Information provided:
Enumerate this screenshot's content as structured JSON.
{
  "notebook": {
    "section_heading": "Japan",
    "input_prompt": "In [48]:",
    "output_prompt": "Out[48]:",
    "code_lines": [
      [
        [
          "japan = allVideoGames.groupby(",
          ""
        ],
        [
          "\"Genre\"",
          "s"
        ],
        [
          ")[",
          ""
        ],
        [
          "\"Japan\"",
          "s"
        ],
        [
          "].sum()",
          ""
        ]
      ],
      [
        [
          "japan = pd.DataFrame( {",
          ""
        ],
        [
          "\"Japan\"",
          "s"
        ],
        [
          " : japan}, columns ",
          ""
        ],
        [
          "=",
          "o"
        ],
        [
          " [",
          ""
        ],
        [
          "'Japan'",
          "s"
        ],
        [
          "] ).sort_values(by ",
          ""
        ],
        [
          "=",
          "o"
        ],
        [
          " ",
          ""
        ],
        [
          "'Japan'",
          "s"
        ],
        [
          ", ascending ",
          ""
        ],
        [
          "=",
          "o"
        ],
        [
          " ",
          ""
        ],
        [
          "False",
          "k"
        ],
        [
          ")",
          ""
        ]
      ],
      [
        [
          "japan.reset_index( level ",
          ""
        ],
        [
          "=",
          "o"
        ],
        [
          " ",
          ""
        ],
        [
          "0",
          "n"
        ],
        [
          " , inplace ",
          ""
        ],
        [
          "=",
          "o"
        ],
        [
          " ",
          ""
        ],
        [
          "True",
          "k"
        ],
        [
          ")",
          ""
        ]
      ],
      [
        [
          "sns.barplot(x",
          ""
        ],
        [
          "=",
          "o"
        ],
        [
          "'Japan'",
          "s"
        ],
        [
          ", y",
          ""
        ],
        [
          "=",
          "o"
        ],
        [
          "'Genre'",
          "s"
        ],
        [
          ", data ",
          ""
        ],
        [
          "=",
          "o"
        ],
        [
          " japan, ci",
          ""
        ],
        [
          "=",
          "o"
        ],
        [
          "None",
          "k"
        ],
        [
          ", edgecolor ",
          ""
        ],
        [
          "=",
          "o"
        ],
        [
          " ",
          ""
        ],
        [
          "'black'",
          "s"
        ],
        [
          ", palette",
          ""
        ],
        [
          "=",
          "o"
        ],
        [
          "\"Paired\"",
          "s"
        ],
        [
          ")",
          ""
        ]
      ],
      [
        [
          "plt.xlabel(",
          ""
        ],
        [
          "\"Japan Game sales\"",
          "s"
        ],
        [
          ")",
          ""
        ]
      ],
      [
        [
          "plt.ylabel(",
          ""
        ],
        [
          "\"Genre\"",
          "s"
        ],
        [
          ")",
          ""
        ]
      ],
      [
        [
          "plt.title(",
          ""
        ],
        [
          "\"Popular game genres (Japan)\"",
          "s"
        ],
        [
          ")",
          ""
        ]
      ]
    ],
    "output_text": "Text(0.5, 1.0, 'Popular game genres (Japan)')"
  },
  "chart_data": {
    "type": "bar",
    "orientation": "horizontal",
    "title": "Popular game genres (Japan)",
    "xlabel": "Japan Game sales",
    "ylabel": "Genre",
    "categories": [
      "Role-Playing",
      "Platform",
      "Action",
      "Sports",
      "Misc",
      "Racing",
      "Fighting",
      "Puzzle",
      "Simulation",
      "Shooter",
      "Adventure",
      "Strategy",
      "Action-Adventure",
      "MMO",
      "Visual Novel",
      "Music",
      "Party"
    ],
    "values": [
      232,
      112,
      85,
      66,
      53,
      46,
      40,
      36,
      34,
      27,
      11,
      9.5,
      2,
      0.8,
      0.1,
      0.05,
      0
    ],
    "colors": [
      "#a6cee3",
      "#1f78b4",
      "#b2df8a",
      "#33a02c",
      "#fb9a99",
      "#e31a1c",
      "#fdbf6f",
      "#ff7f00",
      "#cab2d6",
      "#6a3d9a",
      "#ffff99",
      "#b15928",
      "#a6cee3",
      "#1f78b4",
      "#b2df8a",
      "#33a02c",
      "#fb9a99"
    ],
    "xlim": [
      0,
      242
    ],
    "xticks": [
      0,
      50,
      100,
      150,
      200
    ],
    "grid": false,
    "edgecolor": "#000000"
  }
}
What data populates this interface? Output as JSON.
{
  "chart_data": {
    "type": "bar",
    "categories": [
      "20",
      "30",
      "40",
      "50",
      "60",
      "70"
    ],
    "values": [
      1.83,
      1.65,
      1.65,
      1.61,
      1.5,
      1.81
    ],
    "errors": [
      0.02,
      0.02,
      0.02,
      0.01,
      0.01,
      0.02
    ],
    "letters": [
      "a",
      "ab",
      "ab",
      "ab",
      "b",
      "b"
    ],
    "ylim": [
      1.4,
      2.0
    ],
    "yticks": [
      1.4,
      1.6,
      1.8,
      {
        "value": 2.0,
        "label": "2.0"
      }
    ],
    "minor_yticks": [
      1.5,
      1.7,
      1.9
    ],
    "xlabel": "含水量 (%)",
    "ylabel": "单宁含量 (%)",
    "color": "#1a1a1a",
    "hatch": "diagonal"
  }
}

Your goal: Output all of the data again, exactly.

Written answer:
Enumerate this screenshot's content as structured JSON.
{
  "notebook": {
    "section_heading": "Japan",
    "input_prompt": "In [48]:",
    "output_prompt": "Out[48]:",
    "code_lines": [
      [
        [
          "japan = allVideoGames.groupby(",
          ""
        ],
        [
          "\"Genre\"",
          "s"
        ],
        [
          ")[",
          ""
        ],
        [
          "\"Japan\"",
          "s"
        ],
        [
          "].sum()",
          ""
        ]
      ],
      [
        [
          "japan = pd.DataFrame( {",
          ""
        ],
        [
          "\"Japan\"",
          "s"
        ],
        [
          " : japan}, columns ",
          ""
        ],
        [
          "=",
          "o"
        ],
        [
          " [",
          ""
        ],
        [
          "'Japan'",
          "s"
        ],
        [
          "] ).sort_values(by ",
          ""
        ],
        [
          "=",
          "o"
        ],
        [
          " ",
          ""
        ],
        [
          "'Japan'",
          "s"
        ],
        [
          ", ascending ",
          ""
        ],
        [
          "=",
          "o"
        ],
        [
          " ",
          ""
        ],
        [
          "False",
          "k"
        ],
        [
          ")",
          ""
        ]
      ],
      [
        [
          "japan.reset_index( level ",
          ""
        ],
        [
          "=",
          "o"
        ],
        [
          " ",
          ""
        ],
        [
          "0",
          "n"
        ],
        [
          " , inplace ",
          ""
        ],
        [
          "=",
          "o"
        ],
        [
          " ",
          ""
        ],
        [
          "True",
          "k"
        ],
        [
          ")",
          ""
        ]
      ],
      [
        [
          "sns.barplot(x",
          ""
        ],
        [
          "=",
          "o"
        ],
        [
          "'Japan'",
          "s"
        ],
        [
          ", y",
          ""
        ],
        [
          "=",
          "o"
        ],
        [
          "'Genre'",
          "s"
        ],
        [
          ", data ",
          ""
        ],
        [
          "=",
          "o"
        ],
        [
          " japan, ci",
          ""
        ],
        [
          "=",
          "o"
        ],
        [
          "None",
          "k"
        ],
        [
          ", edgecolor ",
          ""
        ],
        [
          "=",
          "o"
        ],
        [
          " ",
          ""
        ],
        [
          "'black'",
          "s"
        ],
        [
          ", palette",
          ""
        ],
        [
          "=",
          "o"
        ],
        [
          "\"Paired\"",
          "s"
        ],
        [
          ")",
          ""
        ]
      ],
      [
        [
          "plt.xlabel(",
          ""
        ],
        [
          "\"Japan Game sales\"",
          "s"
        ],
        [
          ")",
          ""
        ]
      ],
      [
        [
          "plt.ylabel(",
          ""
        ],
        [
          "\"Genre\"",
          "s"
        ],
        [
          ")",
          ""
        ]
      ],
      [
        [
          "plt.title(",
          ""
        ],
        [
          "\"Popular game genres (Japan)\"",
          "s"
        ],
        [
          ")",
          ""
        ]
      ]
    ],
    "output_text": "Text(0.5, 1.0, 'Popular game genres (Japan)')"
  },
  "chart_data": {
    "type": "bar",
    "orientation": "horizontal",
    "title": "Popular game genres (Japan)",
    "xlabel": "Japan Game sales",
    "ylabel": "Genre",
    "categories": [
      "Role-Playing",
      "Platform",
      "Action",
      "Sports",
      "Misc",
      "Racing",
      "Fighting",
      "Puzzle",
      "Simulation",
      "Shooter",
      "Adventure",
      "Strategy",
      "Action-Adventure",
      "MMO",
      "Visual Novel",
      "Music",
      "Party"
    ],
    "values": [
      232,
      112,
      85,
      66,
      53,
      46,
      40,
      36,
      34,
      27,
      11,
      9.5,
      2,
      0.8,
      0.1,
      0.05,
      0
    ],
    "colors": [
      "#a6cee3",
      "#1f78b4",
      "#b2df8a",
      "#33a02c",
      "#fb9a99",
      "#e31a1c",
      "#fdbf6f",
      "#ff7f00",
      "#cab2d6",
      "#6a3d9a",
      "#ffff99",
      "#b15928",
      "#a6cee3",
      "#1f78b4",
      "#b2df8a",
      "#33a02c",
      "#fb9a99"
    ],
    "xlim": [
      0,
      242
    ],
    "xticks": [
      0,
      50,
      100,
      150,
      200
    ],
    "grid": false,
    "edgecolor": "#000000"
  }
}
What data populates this interface? Output as JSON.
{
  "chart_data": {
    "type": "bar",
    "categories": [
      "20",
      "30",
      "40",
      "50",
      "60",
      "70"
    ],
    "values": [
      1.83,
      1.65,
      1.65,
      1.61,
      1.5,
      1.81
    ],
    "errors": [
      0.02,
      0.02,
      0.02,
      0.01,
      0.01,
      0.02
    ],
    "letters": [
      "a",
      "ab",
      "ab",
      "ab",
      "b",
      "b"
    ],
    "ylim": [
      1.4,
      2.0
    ],
    "yticks": [
      1.4,
      1.6,
      1.8,
      {
        "value": 2.0,
        "label": "2.0"
      }
    ],
    "minor_yticks": [
      1.5,
      1.7,
      1.9
    ],
    "xlabel": "含水量 (%)",
    "ylabel": "单宁含量 (%)",
    "color": "#1a1a1a",
    "hatch": "diagonal"
  }
}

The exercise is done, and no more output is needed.